Dataset records
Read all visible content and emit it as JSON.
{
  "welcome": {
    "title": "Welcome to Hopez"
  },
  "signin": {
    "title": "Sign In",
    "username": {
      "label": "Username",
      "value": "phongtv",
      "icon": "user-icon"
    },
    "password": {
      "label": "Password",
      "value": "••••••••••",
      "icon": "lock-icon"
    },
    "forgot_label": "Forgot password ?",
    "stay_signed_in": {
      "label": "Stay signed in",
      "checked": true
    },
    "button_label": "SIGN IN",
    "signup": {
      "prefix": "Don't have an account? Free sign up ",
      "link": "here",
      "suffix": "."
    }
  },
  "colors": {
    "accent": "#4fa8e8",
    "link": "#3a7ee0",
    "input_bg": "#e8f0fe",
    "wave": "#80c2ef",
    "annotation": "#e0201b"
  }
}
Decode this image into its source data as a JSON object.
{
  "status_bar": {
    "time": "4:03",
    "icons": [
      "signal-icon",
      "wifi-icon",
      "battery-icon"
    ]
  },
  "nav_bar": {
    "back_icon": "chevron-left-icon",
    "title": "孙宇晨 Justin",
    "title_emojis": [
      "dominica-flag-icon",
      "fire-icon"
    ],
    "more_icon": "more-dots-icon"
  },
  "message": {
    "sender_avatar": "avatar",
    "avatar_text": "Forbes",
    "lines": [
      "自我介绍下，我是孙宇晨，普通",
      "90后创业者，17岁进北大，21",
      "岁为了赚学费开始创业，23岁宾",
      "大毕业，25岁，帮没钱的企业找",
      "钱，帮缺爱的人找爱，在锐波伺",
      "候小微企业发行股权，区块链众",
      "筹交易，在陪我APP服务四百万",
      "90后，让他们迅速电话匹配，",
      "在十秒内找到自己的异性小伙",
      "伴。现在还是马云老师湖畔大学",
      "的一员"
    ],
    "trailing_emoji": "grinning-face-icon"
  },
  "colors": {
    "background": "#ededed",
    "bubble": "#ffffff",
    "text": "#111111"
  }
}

Your objective
Return the entries in full, keeping every line exactly as it is.

The output
Read all visible content and emit it as JSON.
{
  "welcome": {
    "title": "Welcome to Hopez"
  },
  "signin": {
    "title": "Sign In",
    "username": {
      "label": "Username",
      "value": "phongtv",
      "icon": "user-icon"
    },
    "password": {
      "label": "Password",
      "value": "••••••••••",
      "icon": "lock-icon"
    },
    "forgot_label": "Forgot password ?",
    "stay_signed_in": {
      "label": "Stay signed in",
      "checked": true
    },
    "button_label": "SIGN IN",
    "signup": {
      "prefix": "Don't have an account? Free sign up ",
      "link": "here",
      "suffix": "."
    }
  },
  "colors": {
    "accent": "#4fa8e8",
    "link": "#3a7ee0",
    "input_bg": "#e8f0fe",
    "wave": "#80c2ef",
    "annotation": "#e0201b"
  }
}
Decode this image into its source data as a JSON object.
{
  "status_bar": {
    "time": "4:03",
    "icons": [
      "signal-icon",
      "wifi-icon",
      "battery-icon"
    ]
  },
  "nav_bar": {
    "back_icon": "chevron-left-icon",
    "title": "孙宇晨 Justin",
    "title_emojis": [
      "dominica-flag-icon",
      "fire-icon"
    ],
    "more_icon": "more-dots-icon"
  },
  "message": {
    "sender_avatar": "avatar",
    "avatar_text": "Forbes",
    "lines": [
      "自我介绍下，我是孙宇晨，普通",
      "90后创业者，17岁进北大，21",
      "岁为了赚学费开始创业，23岁宾",
      "大毕业，25岁，帮没钱的企业找",
      "钱，帮缺爱的人找爱，在锐波伺",
      "候小微企业发行股权，区块链众",
      "筹交易，在陪我APP服务四百万",
      "90后，让他们迅速电话匹配，",
      "在十秒内找到自己的异性小伙",
      "伴。现在还是马云老师湖畔大学",
      "的一员"
    ],
    "trailing_emoji": "grinning-face-icon"
  },
  "colors": {
    "background": "#ededed",
    "bubble": "#ffffff",
    "text": "#111111"
  }
}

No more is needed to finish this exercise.